◆ **REQUIRED TASK**
The line containing "Parse this screenshot: output" marks the start of the required copy, which runs to the final line of the entries; return those lines exactly, without any pictures.
── DATA ──
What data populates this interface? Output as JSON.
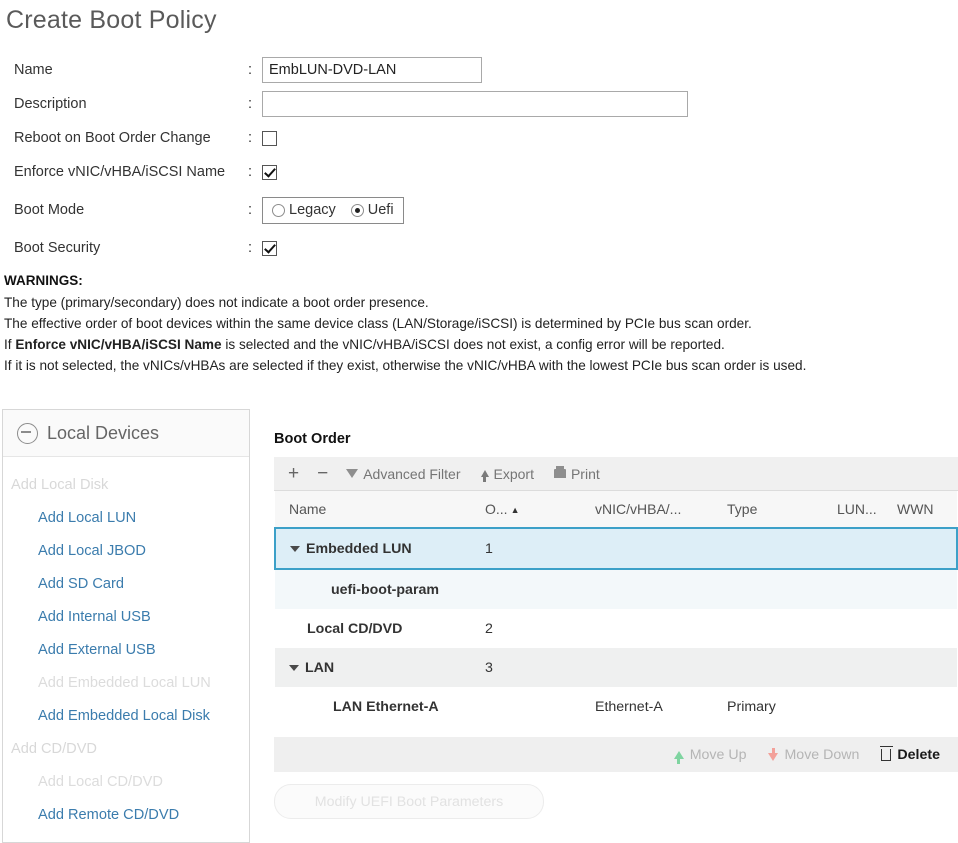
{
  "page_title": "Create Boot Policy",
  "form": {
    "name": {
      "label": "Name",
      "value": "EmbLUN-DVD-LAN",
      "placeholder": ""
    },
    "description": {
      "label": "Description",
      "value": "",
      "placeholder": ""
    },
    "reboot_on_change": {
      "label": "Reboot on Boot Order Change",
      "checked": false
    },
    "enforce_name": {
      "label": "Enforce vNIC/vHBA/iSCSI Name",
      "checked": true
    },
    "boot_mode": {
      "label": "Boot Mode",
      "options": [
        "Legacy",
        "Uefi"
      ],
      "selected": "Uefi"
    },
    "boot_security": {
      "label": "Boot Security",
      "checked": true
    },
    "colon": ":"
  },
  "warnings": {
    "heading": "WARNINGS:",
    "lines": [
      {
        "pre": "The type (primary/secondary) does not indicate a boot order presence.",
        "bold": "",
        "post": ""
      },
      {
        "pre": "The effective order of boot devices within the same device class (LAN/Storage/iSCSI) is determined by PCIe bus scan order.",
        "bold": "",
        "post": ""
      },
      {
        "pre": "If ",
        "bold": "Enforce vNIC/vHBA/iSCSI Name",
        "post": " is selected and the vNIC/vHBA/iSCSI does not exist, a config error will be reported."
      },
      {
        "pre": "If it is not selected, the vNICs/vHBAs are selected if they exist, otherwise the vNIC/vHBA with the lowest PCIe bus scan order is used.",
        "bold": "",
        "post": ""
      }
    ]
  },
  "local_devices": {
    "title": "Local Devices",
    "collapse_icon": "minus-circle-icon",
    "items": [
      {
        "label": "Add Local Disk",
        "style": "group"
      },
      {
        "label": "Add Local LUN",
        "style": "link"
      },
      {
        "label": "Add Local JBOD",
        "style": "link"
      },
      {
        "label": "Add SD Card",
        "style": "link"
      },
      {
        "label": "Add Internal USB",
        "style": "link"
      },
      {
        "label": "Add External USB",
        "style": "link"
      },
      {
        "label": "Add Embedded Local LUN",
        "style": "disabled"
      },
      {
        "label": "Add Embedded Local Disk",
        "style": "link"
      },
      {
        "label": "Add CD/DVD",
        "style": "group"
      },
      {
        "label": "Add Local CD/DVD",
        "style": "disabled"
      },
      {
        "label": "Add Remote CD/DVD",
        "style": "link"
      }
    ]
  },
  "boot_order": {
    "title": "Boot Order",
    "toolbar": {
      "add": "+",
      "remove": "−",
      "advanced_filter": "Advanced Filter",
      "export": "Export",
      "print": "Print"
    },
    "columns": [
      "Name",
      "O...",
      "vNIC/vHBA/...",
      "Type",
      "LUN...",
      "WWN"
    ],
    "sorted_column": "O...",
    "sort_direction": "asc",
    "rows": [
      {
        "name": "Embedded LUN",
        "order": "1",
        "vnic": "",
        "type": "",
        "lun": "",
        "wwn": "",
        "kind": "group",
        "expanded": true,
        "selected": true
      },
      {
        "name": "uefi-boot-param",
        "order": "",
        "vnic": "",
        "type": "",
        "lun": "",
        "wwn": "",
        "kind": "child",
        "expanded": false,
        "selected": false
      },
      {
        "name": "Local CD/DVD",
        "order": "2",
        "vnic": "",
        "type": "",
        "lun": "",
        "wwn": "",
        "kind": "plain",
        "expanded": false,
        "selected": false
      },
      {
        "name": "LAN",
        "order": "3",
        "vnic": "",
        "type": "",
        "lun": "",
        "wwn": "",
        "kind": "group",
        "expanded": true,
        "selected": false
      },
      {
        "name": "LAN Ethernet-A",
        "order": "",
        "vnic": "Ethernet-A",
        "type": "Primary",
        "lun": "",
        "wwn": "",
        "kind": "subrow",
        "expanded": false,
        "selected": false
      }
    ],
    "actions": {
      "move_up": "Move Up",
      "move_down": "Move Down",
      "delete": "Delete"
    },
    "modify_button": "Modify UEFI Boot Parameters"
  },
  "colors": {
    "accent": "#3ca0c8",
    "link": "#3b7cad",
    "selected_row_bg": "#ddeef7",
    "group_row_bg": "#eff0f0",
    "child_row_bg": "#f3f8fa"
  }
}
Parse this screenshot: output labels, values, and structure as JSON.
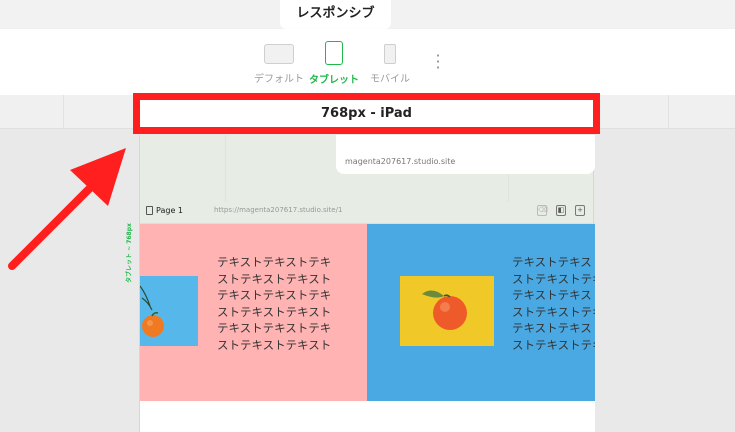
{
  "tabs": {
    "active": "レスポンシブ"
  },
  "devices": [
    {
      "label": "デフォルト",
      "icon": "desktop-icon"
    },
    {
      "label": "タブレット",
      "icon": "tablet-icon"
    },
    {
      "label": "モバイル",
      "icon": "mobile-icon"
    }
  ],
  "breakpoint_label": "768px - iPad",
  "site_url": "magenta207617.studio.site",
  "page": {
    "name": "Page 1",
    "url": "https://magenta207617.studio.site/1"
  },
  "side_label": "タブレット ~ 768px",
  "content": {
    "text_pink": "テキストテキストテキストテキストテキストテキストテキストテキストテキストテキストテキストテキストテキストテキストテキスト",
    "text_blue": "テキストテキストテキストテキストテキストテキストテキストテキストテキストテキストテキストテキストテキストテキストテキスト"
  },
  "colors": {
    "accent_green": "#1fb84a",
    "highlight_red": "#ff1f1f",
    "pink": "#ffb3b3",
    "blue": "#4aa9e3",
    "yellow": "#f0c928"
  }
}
───
◆ **OUTPUT FOR THIS EXERCISE**
Parse this screenshot: output labels, values, and structure as JSON.
{
  "tabs": {
    "active": "レスポンシブ"
  },
  "devices": [
    {
      "label": "デフォルト",
      "icon": "desktop-icon"
    },
    {
      "label": "タブレット",
      "icon": "tablet-icon"
    },
    {
      "label": "モバイル",
      "icon": "mobile-icon"
    }
  ],
  "breakpoint_label": "768px - iPad",
  "site_url": "magenta207617.studio.site",
  "page": {
    "name": "Page 1",
    "url": "https://magenta207617.studio.site/1"
  },
  "side_label": "タブレット ~ 768px",
  "content": {
    "text_pink": "テキストテキストテキストテキストテキストテキストテキストテキストテキストテキストテキストテキストテキストテキストテキスト",
    "text_blue": "テキストテキストテキストテキストテキストテキストテキストテキストテキストテキストテキストテキストテキストテキストテキスト"
  },
  "colors": {
    "accent_green": "#1fb84a",
    "highlight_red": "#ff1f1f",
    "pink": "#ffb3b3",
    "blue": "#4aa9e3",
    "yellow": "#f0c928"
  }
}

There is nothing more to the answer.